• **Task details**: Note each line where "Years" appears, and copy it.

• **The input**:
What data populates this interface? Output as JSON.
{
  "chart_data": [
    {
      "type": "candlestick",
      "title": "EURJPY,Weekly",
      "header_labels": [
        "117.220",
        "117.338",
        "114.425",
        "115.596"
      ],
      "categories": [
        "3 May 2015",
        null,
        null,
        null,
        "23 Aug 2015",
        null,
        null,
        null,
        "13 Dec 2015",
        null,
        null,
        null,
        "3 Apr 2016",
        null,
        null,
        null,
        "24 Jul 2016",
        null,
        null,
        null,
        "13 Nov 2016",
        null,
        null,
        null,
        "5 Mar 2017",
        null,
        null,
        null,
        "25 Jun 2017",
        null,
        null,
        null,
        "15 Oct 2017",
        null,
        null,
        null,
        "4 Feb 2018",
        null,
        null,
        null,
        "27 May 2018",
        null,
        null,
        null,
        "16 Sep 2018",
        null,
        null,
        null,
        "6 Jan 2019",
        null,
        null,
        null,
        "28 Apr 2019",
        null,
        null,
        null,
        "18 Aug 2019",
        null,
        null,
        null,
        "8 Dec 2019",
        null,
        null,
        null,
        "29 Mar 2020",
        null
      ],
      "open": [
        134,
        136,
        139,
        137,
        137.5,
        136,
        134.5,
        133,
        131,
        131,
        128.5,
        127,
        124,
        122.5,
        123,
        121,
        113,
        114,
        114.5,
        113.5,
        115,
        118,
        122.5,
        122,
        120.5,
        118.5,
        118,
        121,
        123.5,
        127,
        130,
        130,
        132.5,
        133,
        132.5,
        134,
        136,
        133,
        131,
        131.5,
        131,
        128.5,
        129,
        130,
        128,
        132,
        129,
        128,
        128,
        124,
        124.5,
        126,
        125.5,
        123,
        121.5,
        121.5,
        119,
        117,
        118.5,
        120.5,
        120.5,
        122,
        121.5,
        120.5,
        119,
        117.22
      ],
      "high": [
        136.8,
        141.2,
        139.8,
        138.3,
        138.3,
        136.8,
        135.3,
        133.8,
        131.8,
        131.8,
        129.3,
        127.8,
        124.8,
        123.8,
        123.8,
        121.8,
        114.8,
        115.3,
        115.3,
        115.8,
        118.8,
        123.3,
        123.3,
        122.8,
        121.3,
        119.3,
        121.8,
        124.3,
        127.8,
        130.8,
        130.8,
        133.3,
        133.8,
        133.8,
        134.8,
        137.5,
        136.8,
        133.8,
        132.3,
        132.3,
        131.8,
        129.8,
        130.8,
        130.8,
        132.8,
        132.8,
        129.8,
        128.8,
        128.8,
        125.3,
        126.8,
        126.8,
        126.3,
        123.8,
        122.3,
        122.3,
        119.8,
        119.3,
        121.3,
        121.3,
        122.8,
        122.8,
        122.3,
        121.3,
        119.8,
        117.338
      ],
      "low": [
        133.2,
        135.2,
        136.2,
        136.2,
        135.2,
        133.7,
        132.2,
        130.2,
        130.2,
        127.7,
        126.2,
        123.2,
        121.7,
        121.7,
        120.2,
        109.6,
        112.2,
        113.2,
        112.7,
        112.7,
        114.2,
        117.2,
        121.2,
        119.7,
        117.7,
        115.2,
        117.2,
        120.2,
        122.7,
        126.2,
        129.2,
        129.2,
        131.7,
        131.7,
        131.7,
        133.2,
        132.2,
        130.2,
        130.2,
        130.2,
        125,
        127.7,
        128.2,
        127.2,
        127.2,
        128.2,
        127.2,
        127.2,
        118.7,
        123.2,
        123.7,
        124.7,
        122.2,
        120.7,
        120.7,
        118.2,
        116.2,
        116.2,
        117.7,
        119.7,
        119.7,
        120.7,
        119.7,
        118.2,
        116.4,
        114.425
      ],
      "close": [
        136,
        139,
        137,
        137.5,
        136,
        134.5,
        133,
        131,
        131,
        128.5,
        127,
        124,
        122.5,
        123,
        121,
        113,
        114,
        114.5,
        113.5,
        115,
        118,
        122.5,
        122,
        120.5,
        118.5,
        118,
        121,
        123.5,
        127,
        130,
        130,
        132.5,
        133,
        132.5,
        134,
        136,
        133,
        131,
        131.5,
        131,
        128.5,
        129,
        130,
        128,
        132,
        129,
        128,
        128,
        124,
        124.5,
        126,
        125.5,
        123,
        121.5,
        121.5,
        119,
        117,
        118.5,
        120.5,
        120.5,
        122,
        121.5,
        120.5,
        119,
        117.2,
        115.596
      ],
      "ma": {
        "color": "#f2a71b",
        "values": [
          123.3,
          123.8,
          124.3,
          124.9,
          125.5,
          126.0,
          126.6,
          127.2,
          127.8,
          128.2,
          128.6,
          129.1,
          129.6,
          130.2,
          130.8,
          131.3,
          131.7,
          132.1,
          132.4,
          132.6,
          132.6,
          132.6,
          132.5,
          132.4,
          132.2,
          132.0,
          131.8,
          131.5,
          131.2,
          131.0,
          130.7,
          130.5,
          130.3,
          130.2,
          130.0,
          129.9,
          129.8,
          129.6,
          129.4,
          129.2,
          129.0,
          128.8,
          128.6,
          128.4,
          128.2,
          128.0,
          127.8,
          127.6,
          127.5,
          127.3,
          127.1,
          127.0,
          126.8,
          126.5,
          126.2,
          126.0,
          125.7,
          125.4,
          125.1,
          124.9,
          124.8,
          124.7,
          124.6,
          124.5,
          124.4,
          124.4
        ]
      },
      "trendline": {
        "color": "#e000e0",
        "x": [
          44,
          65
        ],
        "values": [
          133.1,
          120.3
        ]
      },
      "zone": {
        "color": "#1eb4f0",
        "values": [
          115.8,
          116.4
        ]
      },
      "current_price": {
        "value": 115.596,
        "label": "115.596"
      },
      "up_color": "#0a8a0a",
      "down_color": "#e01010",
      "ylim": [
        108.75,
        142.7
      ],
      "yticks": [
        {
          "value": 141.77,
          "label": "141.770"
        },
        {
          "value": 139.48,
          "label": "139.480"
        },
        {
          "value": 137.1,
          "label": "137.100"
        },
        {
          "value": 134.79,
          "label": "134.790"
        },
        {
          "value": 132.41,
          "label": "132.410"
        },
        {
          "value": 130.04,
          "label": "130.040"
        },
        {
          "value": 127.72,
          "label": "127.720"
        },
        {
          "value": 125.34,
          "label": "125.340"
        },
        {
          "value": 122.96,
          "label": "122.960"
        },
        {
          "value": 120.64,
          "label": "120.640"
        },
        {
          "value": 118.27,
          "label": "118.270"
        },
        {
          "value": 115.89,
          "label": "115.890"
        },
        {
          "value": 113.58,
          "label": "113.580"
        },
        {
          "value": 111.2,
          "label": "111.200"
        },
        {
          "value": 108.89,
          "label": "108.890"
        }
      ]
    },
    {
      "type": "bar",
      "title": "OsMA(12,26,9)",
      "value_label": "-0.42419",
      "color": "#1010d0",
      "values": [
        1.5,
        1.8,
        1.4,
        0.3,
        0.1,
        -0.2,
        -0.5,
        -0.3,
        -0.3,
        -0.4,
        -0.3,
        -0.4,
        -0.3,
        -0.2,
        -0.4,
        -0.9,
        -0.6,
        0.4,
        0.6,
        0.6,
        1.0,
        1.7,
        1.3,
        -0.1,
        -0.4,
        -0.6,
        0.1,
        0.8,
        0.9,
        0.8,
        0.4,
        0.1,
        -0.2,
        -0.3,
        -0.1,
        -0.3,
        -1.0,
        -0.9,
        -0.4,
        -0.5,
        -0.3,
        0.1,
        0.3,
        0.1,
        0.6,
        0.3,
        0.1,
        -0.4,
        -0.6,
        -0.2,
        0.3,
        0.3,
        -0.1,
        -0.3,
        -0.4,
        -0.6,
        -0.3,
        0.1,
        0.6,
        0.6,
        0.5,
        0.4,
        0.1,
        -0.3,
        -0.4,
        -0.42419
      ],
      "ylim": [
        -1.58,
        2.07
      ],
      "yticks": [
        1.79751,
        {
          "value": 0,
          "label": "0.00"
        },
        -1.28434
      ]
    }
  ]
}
--
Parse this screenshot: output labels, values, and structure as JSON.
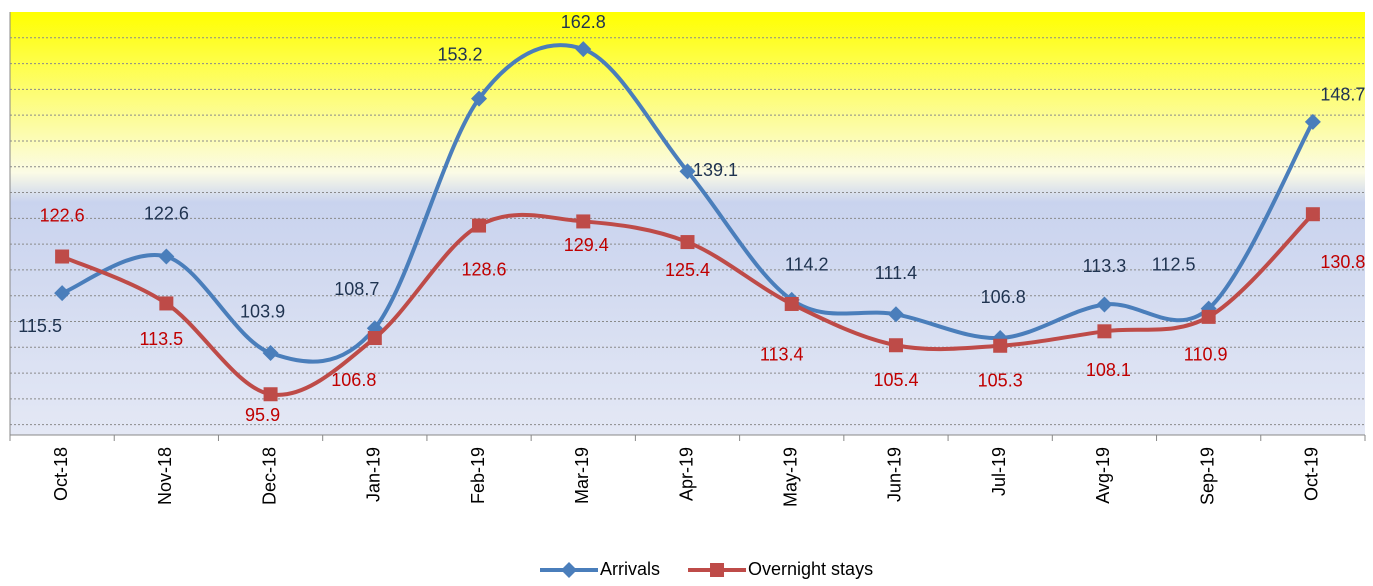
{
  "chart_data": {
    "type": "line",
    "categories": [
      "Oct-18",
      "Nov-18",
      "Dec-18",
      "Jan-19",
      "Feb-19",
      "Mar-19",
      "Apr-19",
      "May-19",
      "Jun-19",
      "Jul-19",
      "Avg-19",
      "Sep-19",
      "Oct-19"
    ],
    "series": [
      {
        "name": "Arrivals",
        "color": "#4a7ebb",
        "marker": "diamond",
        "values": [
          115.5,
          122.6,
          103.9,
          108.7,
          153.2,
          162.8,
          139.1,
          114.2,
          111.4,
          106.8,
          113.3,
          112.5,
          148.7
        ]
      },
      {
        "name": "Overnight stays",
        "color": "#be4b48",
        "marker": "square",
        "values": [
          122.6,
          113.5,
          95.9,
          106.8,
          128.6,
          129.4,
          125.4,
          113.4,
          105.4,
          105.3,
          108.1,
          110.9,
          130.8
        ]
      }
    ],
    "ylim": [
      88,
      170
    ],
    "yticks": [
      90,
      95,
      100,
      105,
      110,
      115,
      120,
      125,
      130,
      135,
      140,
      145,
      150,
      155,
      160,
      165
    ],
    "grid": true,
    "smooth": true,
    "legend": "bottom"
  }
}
...
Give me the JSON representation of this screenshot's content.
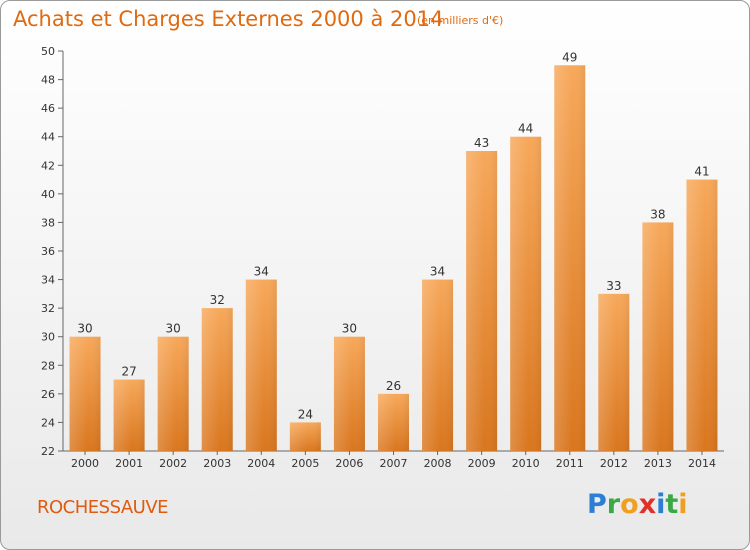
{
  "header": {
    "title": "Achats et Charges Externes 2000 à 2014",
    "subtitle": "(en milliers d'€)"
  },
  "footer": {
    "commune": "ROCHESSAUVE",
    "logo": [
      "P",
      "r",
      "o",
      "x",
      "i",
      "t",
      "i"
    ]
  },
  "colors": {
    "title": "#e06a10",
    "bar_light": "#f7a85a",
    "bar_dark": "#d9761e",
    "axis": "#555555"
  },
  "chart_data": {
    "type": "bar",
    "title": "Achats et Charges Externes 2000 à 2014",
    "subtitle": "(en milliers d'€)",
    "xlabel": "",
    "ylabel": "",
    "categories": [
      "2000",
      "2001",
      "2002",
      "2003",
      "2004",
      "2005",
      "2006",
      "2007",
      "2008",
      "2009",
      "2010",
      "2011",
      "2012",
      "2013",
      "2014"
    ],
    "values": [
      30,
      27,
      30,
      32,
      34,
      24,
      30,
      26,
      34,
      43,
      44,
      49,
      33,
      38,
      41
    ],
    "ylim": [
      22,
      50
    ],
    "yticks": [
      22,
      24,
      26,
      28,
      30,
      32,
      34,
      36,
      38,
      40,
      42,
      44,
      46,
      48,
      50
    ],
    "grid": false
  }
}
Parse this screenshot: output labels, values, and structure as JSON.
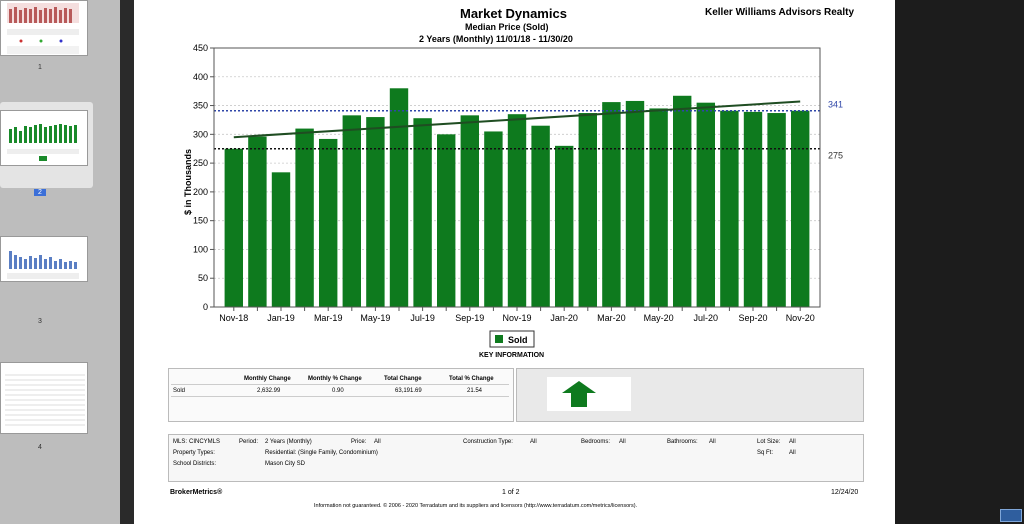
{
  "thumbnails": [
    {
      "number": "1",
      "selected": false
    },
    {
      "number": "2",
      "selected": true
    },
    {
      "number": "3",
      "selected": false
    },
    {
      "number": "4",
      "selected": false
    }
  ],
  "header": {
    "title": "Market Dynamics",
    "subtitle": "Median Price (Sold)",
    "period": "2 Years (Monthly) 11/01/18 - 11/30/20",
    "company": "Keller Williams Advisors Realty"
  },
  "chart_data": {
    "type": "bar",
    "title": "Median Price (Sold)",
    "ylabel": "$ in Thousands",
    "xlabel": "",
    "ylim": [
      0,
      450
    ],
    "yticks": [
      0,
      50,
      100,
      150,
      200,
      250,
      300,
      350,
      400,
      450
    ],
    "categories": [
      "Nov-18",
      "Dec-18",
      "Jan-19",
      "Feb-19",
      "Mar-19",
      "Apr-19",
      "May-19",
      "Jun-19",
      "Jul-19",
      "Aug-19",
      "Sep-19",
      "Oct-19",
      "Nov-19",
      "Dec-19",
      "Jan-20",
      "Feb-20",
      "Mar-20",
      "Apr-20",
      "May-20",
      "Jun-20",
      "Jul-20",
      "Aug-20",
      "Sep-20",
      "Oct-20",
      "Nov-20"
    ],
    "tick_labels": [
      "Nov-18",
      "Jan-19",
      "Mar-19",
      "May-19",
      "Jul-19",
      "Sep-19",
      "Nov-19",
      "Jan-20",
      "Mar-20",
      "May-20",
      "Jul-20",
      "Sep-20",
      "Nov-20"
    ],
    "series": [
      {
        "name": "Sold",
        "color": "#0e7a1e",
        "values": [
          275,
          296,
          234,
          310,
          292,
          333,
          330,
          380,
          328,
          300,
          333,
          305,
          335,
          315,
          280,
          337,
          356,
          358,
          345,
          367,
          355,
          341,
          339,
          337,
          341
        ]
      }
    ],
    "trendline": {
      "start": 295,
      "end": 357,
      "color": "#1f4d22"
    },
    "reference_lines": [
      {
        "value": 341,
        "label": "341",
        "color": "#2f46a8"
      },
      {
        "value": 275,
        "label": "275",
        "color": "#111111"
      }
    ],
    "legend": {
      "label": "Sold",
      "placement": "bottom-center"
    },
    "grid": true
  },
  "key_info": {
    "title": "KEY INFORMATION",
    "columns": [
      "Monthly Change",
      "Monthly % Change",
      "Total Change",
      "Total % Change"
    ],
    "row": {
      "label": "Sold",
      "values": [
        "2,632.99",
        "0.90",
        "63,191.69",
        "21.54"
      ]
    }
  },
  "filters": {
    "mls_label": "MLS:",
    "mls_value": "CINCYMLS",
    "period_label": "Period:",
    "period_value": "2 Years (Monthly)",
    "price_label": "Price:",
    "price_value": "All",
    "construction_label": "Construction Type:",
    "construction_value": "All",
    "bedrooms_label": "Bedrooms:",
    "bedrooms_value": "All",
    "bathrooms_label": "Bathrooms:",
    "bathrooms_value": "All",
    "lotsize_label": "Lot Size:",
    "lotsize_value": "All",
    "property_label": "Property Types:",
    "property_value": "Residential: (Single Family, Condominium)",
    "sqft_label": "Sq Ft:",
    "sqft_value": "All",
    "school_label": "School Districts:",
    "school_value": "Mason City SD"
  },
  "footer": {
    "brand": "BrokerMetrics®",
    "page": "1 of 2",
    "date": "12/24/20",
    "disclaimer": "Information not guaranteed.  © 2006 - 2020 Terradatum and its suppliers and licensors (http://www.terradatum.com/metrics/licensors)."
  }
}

• **Task result**:
    "period": "2 Years (Monthly) 11/01/18 - 11/30/20",
    "period_value": "2 Years (Monthly)",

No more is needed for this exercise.